> WHAT YOU ARE ASKED TO DO: Set the data down again, exactly as it reads, but without the pictures.

> DATA RECORDS:
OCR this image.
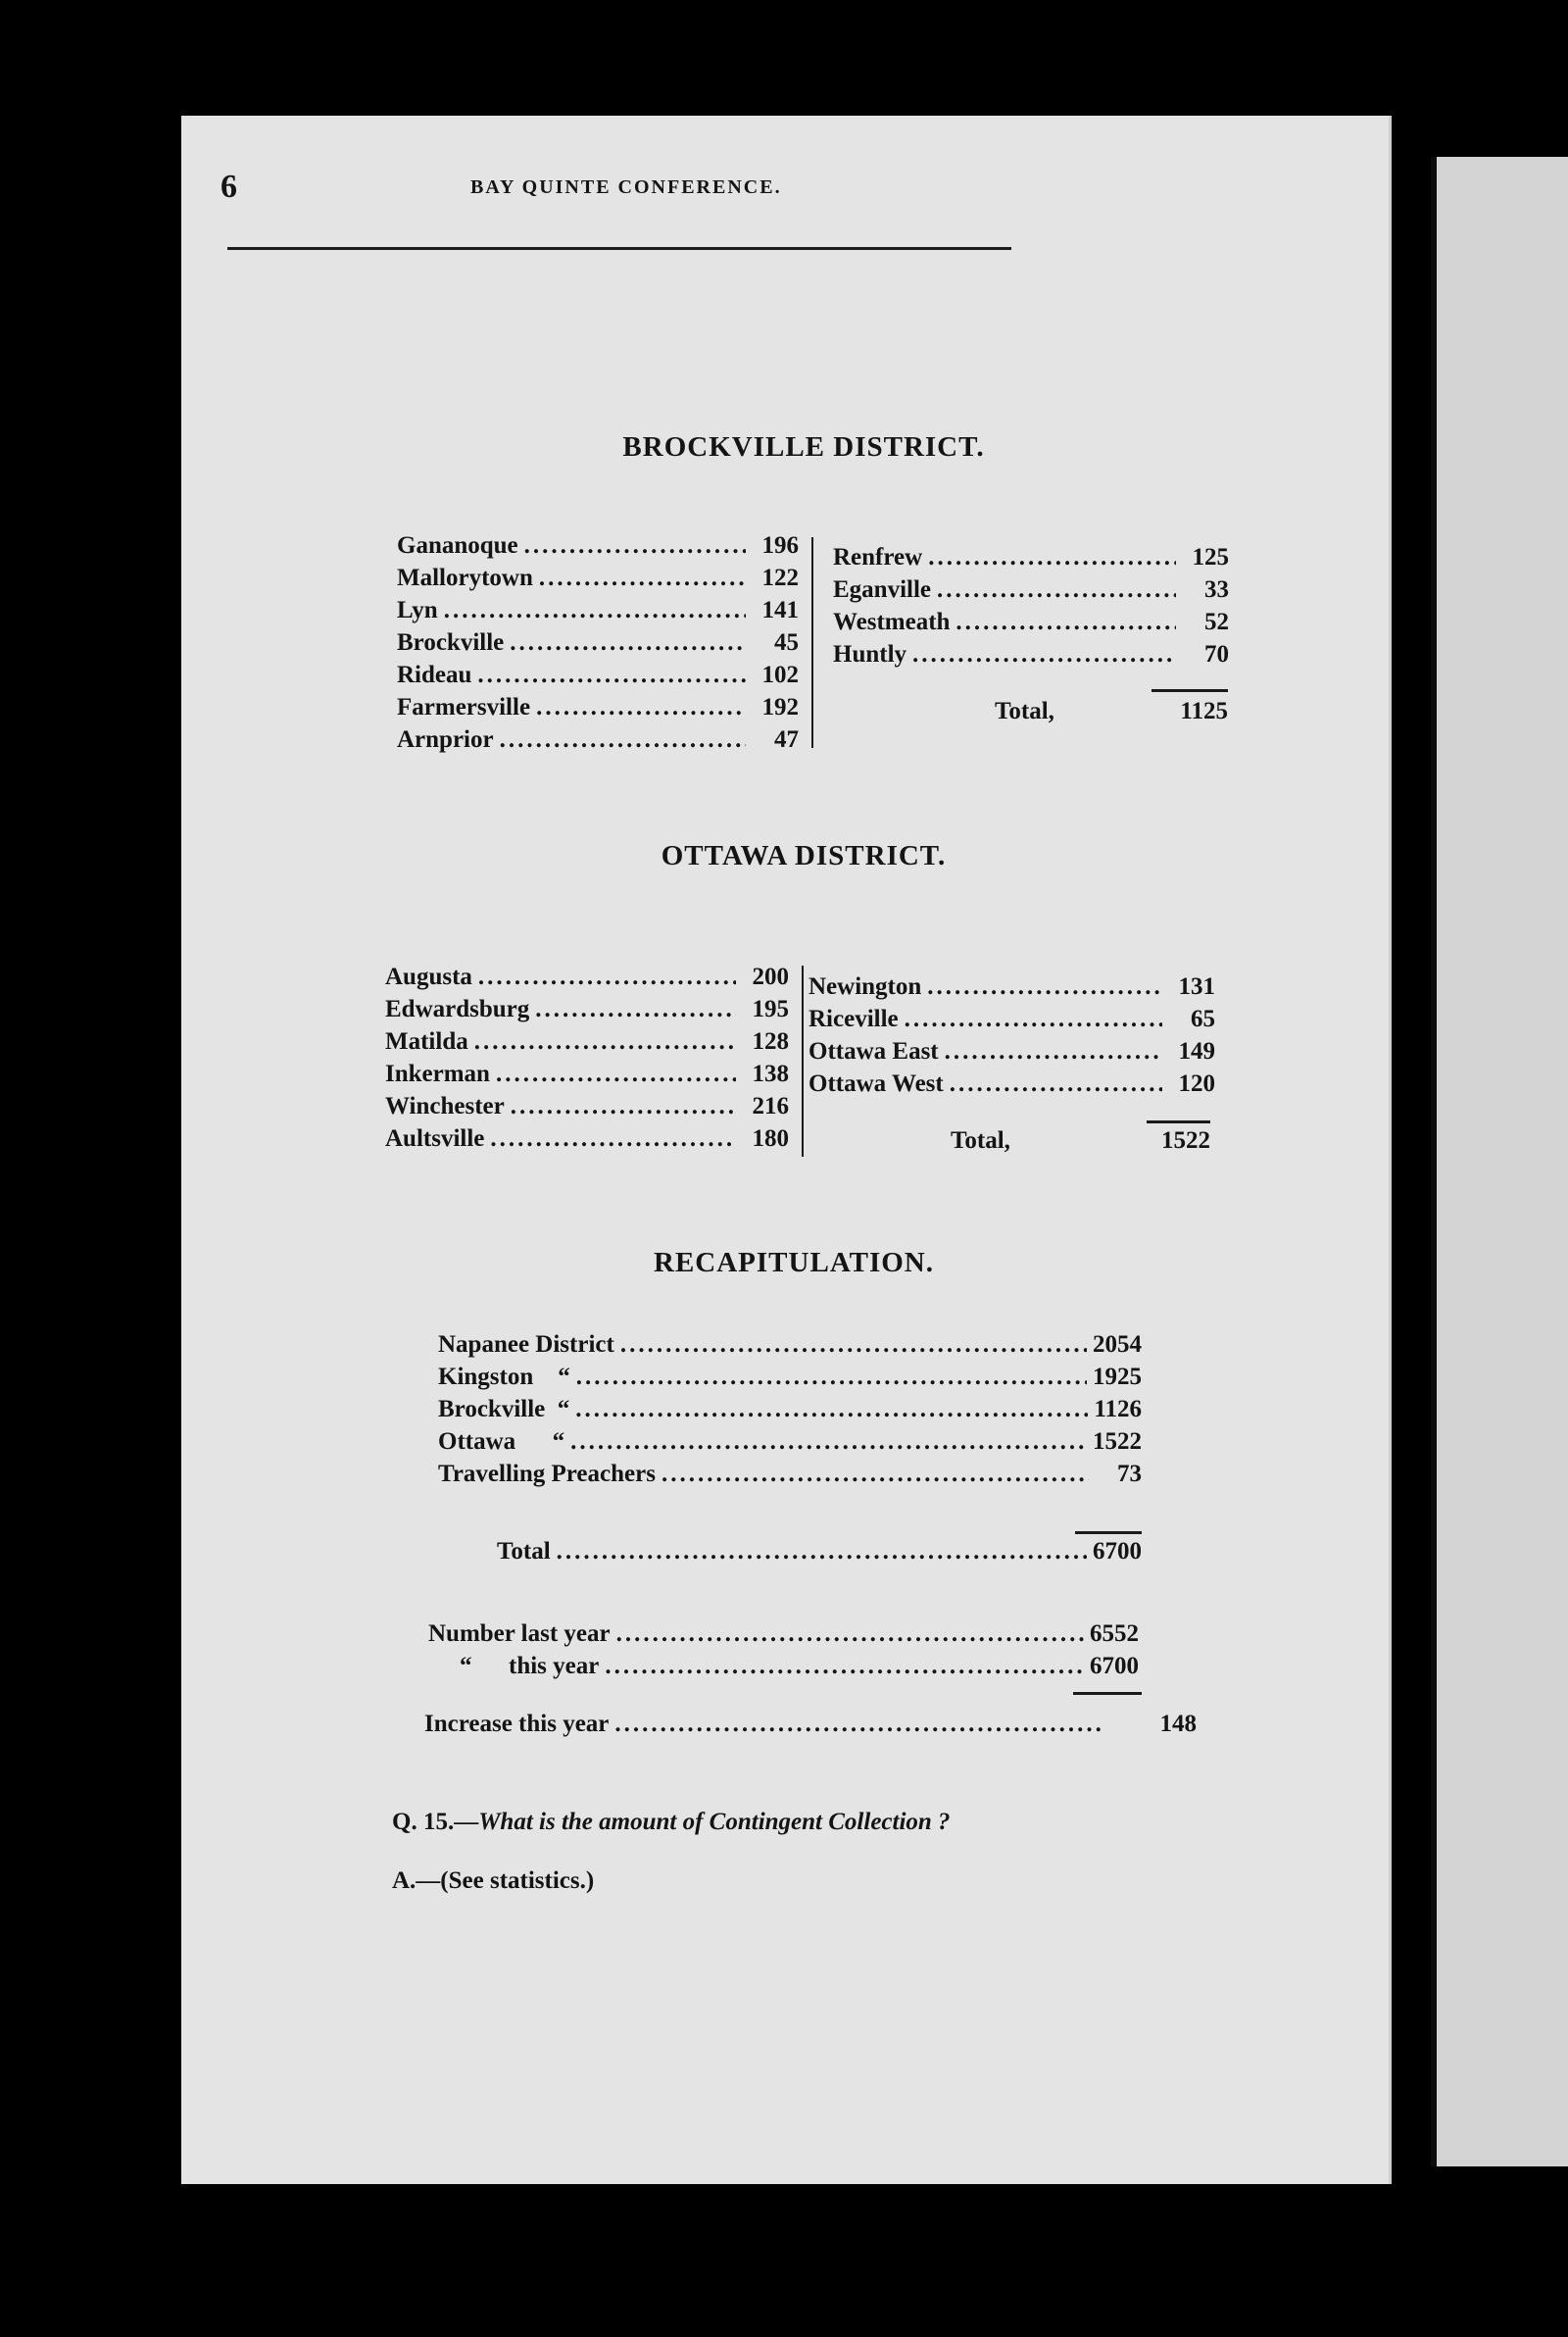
6	BAY QUINTE CONFERENCE.
BROCKVILLE DISTRICT.
Gananoque .....	196
Mallorytown .....	122
Lyn .....	141
Brockville .....	45
Rideau .....	102
Farmersville .....	192
Arnprior .....	47
Renfrew .....	125
Eganville .....	33
Westmeath .....	52
Huntly .....	70
Total,	1125
OTTAWA DISTRICT.
Augusta .....	200
Edwardsburg .....	195
Matilda .....	128
Inkerman .....	138
Winchester .....	216
Aultsville .....	180
Newington .....	131
Riceville .....	65
Ottawa East .....	149
Ottawa West .....	120
Total,	1522
RECAPITULATION.
Napanee District .....	2054
Kingston    “ .....	1925
Brockville  “ .....	1126
Ottawa      “ .....	1522
Travelling Preachers .....	73
Total .....	6700
Number last year .....	6552
“      this year .....	6700
Increase this year .....	148
Q. 15.—What is the amount of Contingent Collection ?
A.—(See statistics.)
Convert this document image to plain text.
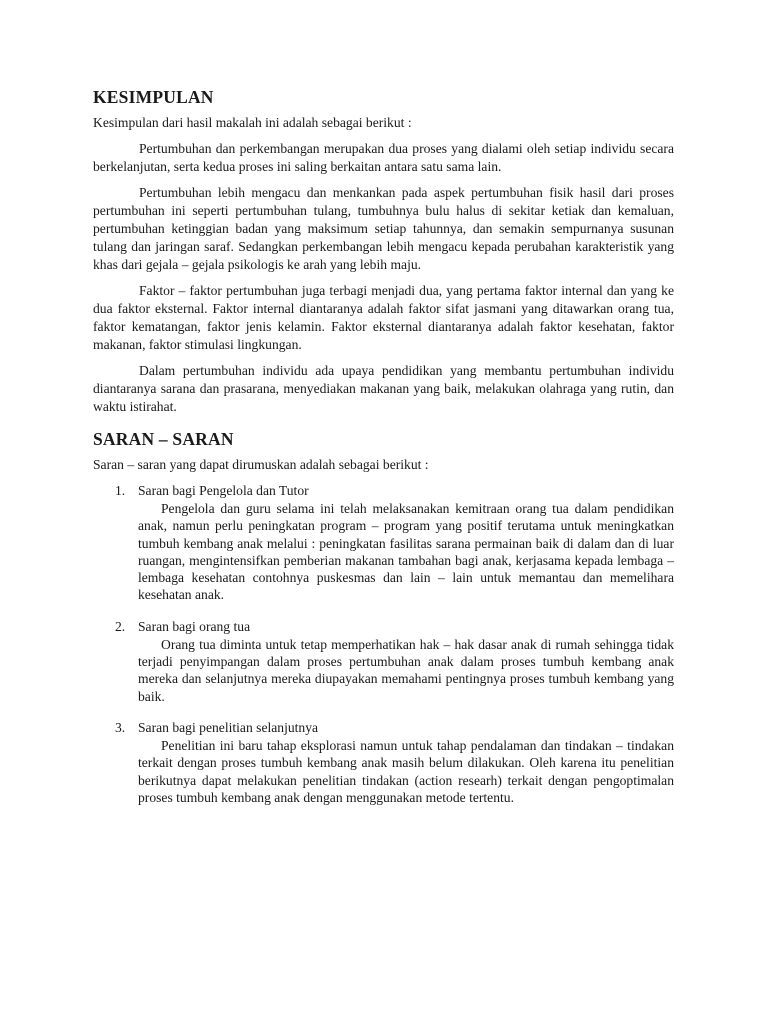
KESIMPULAN

Kesimpulan dari hasil makalah ini adalah sebagai berikut :

Pertumbuhan dan perkembangan merupakan dua proses yang dialami oleh setiap individu secara berkelanjutan, serta kedua proses ini saling berkaitan antara satu sama lain.

Pertumbuhan lebih mengacu dan menkankan pada aspek pertumbuhan fisik hasil dari proses pertumbuhan ini seperti pertumbuhan tulang, tumbuhnya bulu halus di sekitar ketiak dan kemaluan, pertumbuhan ketinggian badan yang maksimum setiap tahunnya, dan semakin sempurnanya susunan tulang dan jaringan saraf. Sedangkan perkembangan lebih mengacu kepada perubahan karakteristik yang khas dari gejala – gejala psikologis ke arah yang lebih maju.

Faktor – faktor pertumbuhan juga terbagi menjadi dua, yang pertama faktor internal dan yang ke dua faktor eksternal. Faktor internal diantaranya adalah faktor sifat jasmani yang ditawarkan orang tua, faktor kematangan, faktor jenis kelamin. Faktor eksternal diantaranya adalah faktor kesehatan, faktor makanan, faktor stimulasi lingkungan.

Dalam pertumbuhan individu ada upaya pendidikan yang membantu pertumbuhan individu diantaranya sarana dan prasarana, menyediakan makanan yang baik, melakukan olahraga yang rutin, dan waktu istirahat.

SARAN – SARAN

Saran – saran yang dapat dirumuskan adalah sebagai berikut :

1. Saran bagi Pengelola dan Tutor

Pengelola dan guru selama ini telah melaksanakan kemitraan orang tua dalam pendidikan anak, namun perlu peningkatan program – program yang positif terutama untuk meningkatkan tumbuh kembang anak melalui : peningkatan fasilitas sarana permainan baik di dalam dan di luar ruangan, mengintensifkan pemberian makanan tambahan bagi anak, kerjasama kepada lembaga – lembaga kesehatan contohnya puskesmas dan lain – lain untuk memantau dan memelihara kesehatan anak.

2. Saran bagi orang tua

Orang tua diminta untuk tetap memperhatikan hak – hak dasar anak di rumah sehingga tidak terjadi penyimpangan dalam proses pertumbuhan anak dalam proses tumbuh kembang anak mereka dan selanjutnya mereka diupayakan memahami pentingnya proses tumbuh kembang yang baik.

3. Saran bagi penelitian selanjutnya

Penelitian ini baru tahap eksplorasi namun untuk tahap pendalaman dan tindakan – tindakan terkait dengan proses tumbuh kembang anak masih belum dilakukan. Oleh karena itu penelitian berikutnya dapat melakukan penelitian tindakan (action researh) terkait dengan pengoptimalan proses tumbuh kembang anak dengan menggunakan metode tertentu.
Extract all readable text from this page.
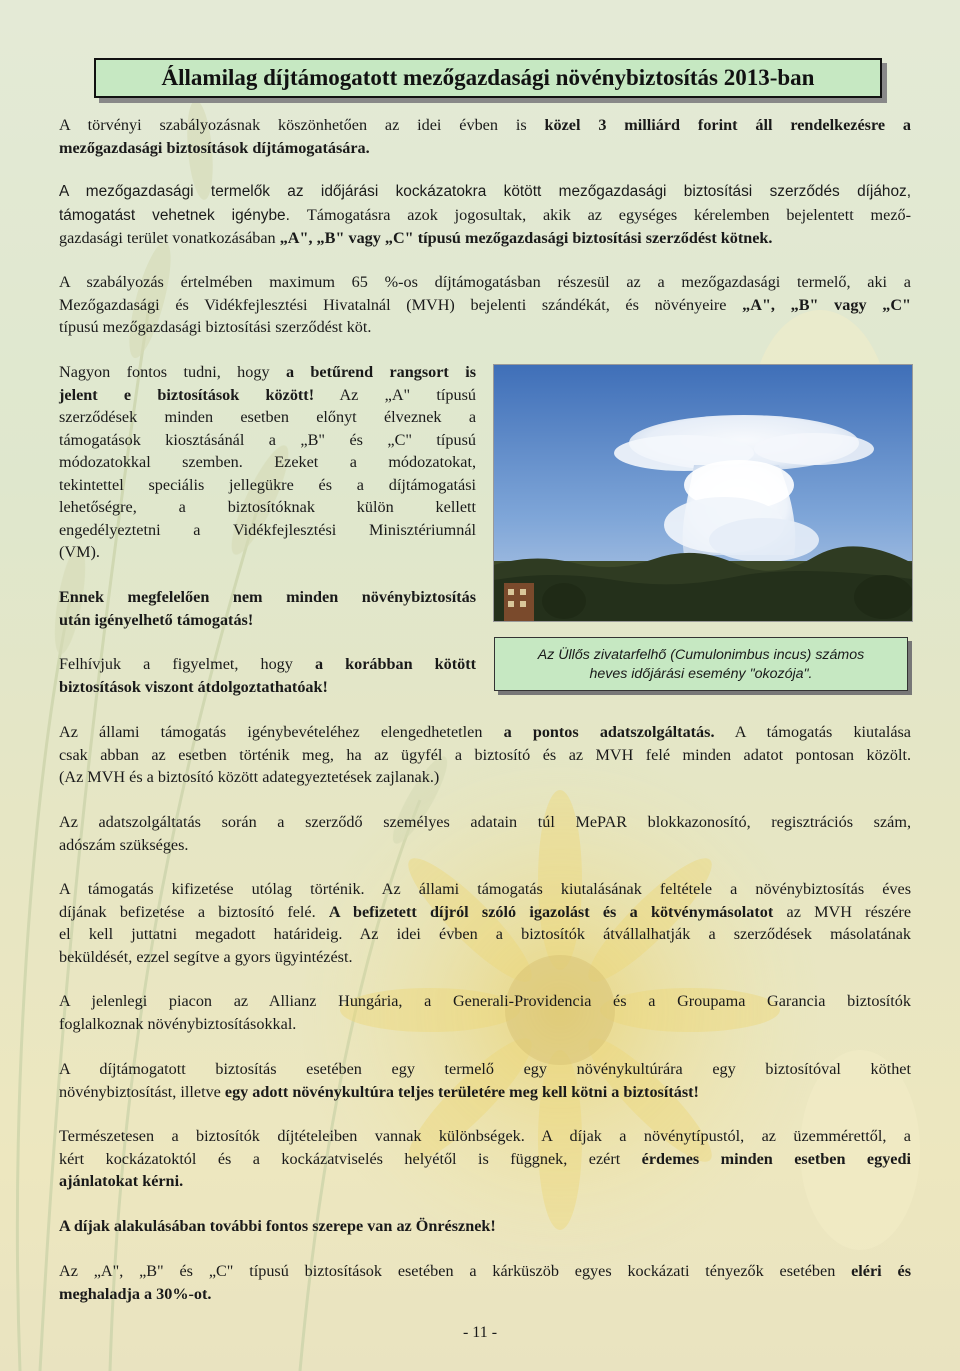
Államilag díjtámogatott mezőgazdasági növénybiztosítás 2013-ban
A törvényi szabályozásnak köszönhetően az idei évben is közel 3 milliárd forint áll rendelkezésre a
mezőgazdasági biztosítások díjtámogatására.
A mezőgazdasági termelők az időjárási kockázatokra kötött mezőgazdasági biztosítási szerződés díjához,
támogatást vehetnek igénybe. Támogatásra azok jogosultak, akik az egységes kérelemben bejelentett mező-
gazdasági terület vonatkozásában „A", „B" vagy „C" típusú mezőgazdasági biztosítási szerződést kötnek.
A szabályozás értelmében maximum 65 %-os díjtámogatásban részesül az a mezőgazdasági termelő, aki a
Mezőgazdasági és Vidékfejlesztési Hivatalnál (MVH) bejelenti szándékát, és növényeire „A", „B" vagy „C"
típusú mezőgazdasági biztosítási szerződést köt.
Nagyon fontos tudni, hogy a betűrend rangsort is
jelent e biztosítások között! Az „A" típusú
szerződések minden esetben előnyt élveznek a
támogatások kiosztásánál a „B" és „C" típusú
módozatokkal szemben. Ezeket a módozatokat,
tekintettel speciális jellegükre és a díjtámogatási
lehetőségre, a biztosítóknak külön kellett
engedélyeztetni a Vidékfejlesztési Minisztériumnál
(VM).
Ennek megfelelően nem minden növénybiztosítás
után igényelhető támogatás!
Felhívjuk a figyelmet, hogy a korábban kötött
biztosítások viszont átdolgoztathatóak!
Az Üllős zivatarfelhő (Cumulonimbus incus) számos
heves időjárási esemény "okozója".
Az állami támogatás igénybevételéhez elengedhetetlen a pontos adatszolgáltatás. A támogatás kiutalása
csak abban az esetben történik meg, ha az ügyfél a biztosító és az MVH felé minden adatot pontosan közölt.
(Az MVH és a biztosító között adategyeztetések zajlanak.)
Az adatszolgáltatás során a szerződő személyes adatain túl MePAR blokkazonosító, regisztrációs szám,
adószám szükséges.
A támogatás kifizetése utólag történik. Az állami támogatás kiutalásának feltétele a növénybiztosítás éves
díjának befizetése a biztosító felé. A befizetett díjról szóló igazolást és a kötvénymásolatot az MVH részére
el kell juttatni megadott határideig. Az idei évben a biztosítók átvállalhatják a szerződések másolatának
beküldését, ezzel segítve a gyors ügyintézést.
A jelenlegi piacon az Allianz Hungária, a Generali-Providencia és a Groupama Garancia biztosítók
foglalkoznak növénybiztosításokkal.
A díjtámogatott biztosítás esetében egy termelő egy növénykultúrára egy biztosítóval köthet
növénybiztosítást, illetve egy adott növénykultúra teljes területére meg kell kötni a biztosítást!
Természetesen a biztosítók díjtételeiben vannak különbségek. A díjak a növénytípustól, az üzemmérettől, a
kért kockázatoktól és a kockázatviselés helyétől is függnek, ezért érdemes minden esetben egyedi
ajánlatokat kérni.
A díjak alakulásában további fontos szerepe van az Önrésznek!
Az „A", „B" és „C" típusú biztosítások esetében a kárküszöb egyes kockázati tényezők esetében eléri és
meghaladja a 30%-ot.
- 11 -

> EXERCISE SOLUTION:
OCR this image.
6	BAY QUINTE CONFERENCE.
BROCKVILLE DISTRICT.
Gananoque .....	196
Mallorytown .....	122
Lyn .....	141
Brockville .....	45
Rideau .....	102
Farmersville .....	192
Arnprior .....	47
Renfrew .....	125
Eganville .....	33
Westmeath .....	52
Huntly .....	70
Total,	1125
OTTAWA DISTRICT.
Augusta .....	200
Edwardsburg .....	195
Matilda .....	128
Inkerman .....	138
Winchester .....	216
Aultsville .....	180
Newington .....	131
Riceville .....	65
Ottawa East .....	149
Ottawa West .....	120
Total,	1522
RECAPITULATION.
Napanee District .....	2054
Kingston    “ .....	1925
Brockville  “ .....	1126
Ottawa      “ .....	1522
Travelling Preachers .....	73
Total .....	6700
Number last year .....	6552
“      this year .....	6700
Increase this year .....	148
Q. 15.—What is the amount of Contingent Collection ?
A.—(See statistics.)
Convert this document image to plain text.
KESIMPULAN

Kesimpulan dari hasil makalah ini adalah sebagai berikut :

Pertumbuhan dan perkembangan merupakan dua proses yang dialami oleh setiap individu secara berkelanjutan, serta kedua proses ini saling berkaitan antara satu sama lain.

Pertumbuhan lebih mengacu dan menkankan pada aspek pertumbuhan fisik hasil dari proses pertumbuhan ini seperti pertumbuhan tulang, tumbuhnya bulu halus di sekitar ketiak dan kemaluan, pertumbuhan ketinggian badan yang maksimum setiap tahunnya, dan semakin sempurnanya susunan tulang dan jaringan saraf. Sedangkan perkembangan lebih mengacu kepada perubahan karakteristik yang khas dari gejala – gejala psikologis ke arah yang lebih maju.

Faktor – faktor pertumbuhan juga terbagi menjadi dua, yang pertama faktor internal dan yang ke dua faktor eksternal. Faktor internal diantaranya adalah faktor sifat jasmani yang ditawarkan orang tua, faktor kematangan, faktor jenis kelamin. Faktor eksternal diantaranya adalah faktor kesehatan, faktor makanan, faktor stimulasi lingkungan.

Dalam pertumbuhan individu ada upaya pendidikan yang membantu pertumbuhan individu diantaranya sarana dan prasarana, menyediakan makanan yang baik, melakukan olahraga yang rutin, dan waktu istirahat.

SARAN – SARAN

Saran – saran yang dapat dirumuskan adalah sebagai berikut :

1. Saran bagi Pengelola dan Tutor

Pengelola dan guru selama ini telah melaksanakan kemitraan orang tua dalam pendidikan anak, namun perlu peningkatan program – program yang positif terutama untuk meningkatkan tumbuh kembang anak melalui : peningkatan fasilitas sarana permainan baik di dalam dan di luar ruangan, mengintensifkan pemberian makanan tambahan bagi anak, kerjasama kepada lembaga – lembaga kesehatan contohnya puskesmas dan lain – lain untuk memantau dan memelihara kesehatan anak.

2. Saran bagi orang tua

Orang tua diminta untuk tetap memperhatikan hak – hak dasar anak di rumah sehingga tidak terjadi penyimpangan dalam proses pertumbuhan anak dalam proses tumbuh kembang anak mereka dan selanjutnya mereka diupayakan memahami pentingnya proses tumbuh kembang yang baik.

3. Saran bagi penelitian selanjutnya

Penelitian ini baru tahap eksplorasi namun untuk tahap pendalaman dan tindakan – tindakan terkait dengan proses tumbuh kembang anak masih belum dilakukan. Oleh karena itu penelitian berikutnya dapat melakukan penelitian tindakan (action researh) terkait dengan pengoptimalan proses tumbuh kembang anak dengan menggunakan metode tertentu.
Extract all readable text from this page.
Államilag díjtámogatott mezőgazdasági növénybiztosítás 2013-ban
A törvényi szabályozásnak köszönhetően az idei évben is közel 3 milliárd forint áll rendelkezésre a
mezőgazdasági biztosítások díjtámogatására.
A mezőgazdasági termelők az időjárási kockázatokra kötött mezőgazdasági biztosítási szerződés díjához,
támogatást vehetnek igénybe. Támogatásra azok jogosultak, akik az egységes kérelemben bejelentett mező-
gazdasági terület vonatkozásában „A", „B" vagy „C" típusú mezőgazdasági biztosítási szerződést kötnek.
A szabályozás értelmében maximum 65 %-os díjtámogatásban részesül az a mezőgazdasági termelő, aki a
Mezőgazdasági és Vidékfejlesztési Hivatalnál (MVH) bejelenti szándékát, és növényeire „A", „B" vagy „C"
típusú mezőgazdasági biztosítási szerződést köt.
Nagyon fontos tudni, hogy a betűrend rangsort is
jelent e biztosítások között! Az „A" típusú
szerződések minden esetben előnyt élveznek a
támogatások kiosztásánál a „B" és „C" típusú
módozatokkal szemben. Ezeket a módozatokat,
tekintettel speciális jellegükre és a díjtámogatási
lehetőségre, a biztosítóknak külön kellett
engedélyeztetni a Vidékfejlesztési Minisztériumnál
(VM).
Ennek megfelelően nem minden növénybiztosítás
után igényelhető támogatás!
Felhívjuk a figyelmet, hogy a korábban kötött
biztosítások viszont átdolgoztathatóak!
Az Üllős zivatarfelhő (Cumulonimbus incus) számos
heves időjárási esemény "okozója".
Az állami támogatás igénybevételéhez elengedhetetlen a pontos adatszolgáltatás. A támogatás kiutalása
csak abban az esetben történik meg, ha az ügyfél a biztosító és az MVH felé minden adatot pontosan közölt.
(Az MVH és a biztosító között adategyeztetések zajlanak.)
Az adatszolgáltatás során a szerződő személyes adatain túl MePAR blokkazonosító, regisztrációs szám,
adószám szükséges.
A támogatás kifizetése utólag történik. Az állami támogatás kiutalásának feltétele a növénybiztosítás éves
díjának befizetése a biztosító felé. A befizetett díjról szóló igazolást és a kötvénymásolatot az MVH részére
el kell juttatni megadott határideig. Az idei évben a biztosítók átvállalhatják a szerződések másolatának
beküldését, ezzel segítve a gyors ügyintézést.
A jelenlegi piacon az Allianz Hungária, a Generali-Providencia és a Groupama Garancia biztosítók
foglalkoznak növénybiztosításokkal.
A díjtámogatott biztosítás esetében egy termelő egy növénykultúrára egy biztosítóval köthet
növénybiztosítást, illetve egy adott növénykultúra teljes területére meg kell kötni a biztosítást!
Természetesen a biztosítók díjtételeiben vannak különbségek. A díjak a növénytípustól, az üzemmérettől, a
kért kockázatoktól és a kockázatviselés helyétől is függnek, ezért érdemes minden esetben egyedi
ajánlatokat kérni.
A díjak alakulásában további fontos szerepe van az Önrésznek!
Az „A", „B" és „C" típusú biztosítások esetében a kárküszöb egyes kockázati tényezők esetében eléri és
meghaladja a 30%-ot.
- 11 -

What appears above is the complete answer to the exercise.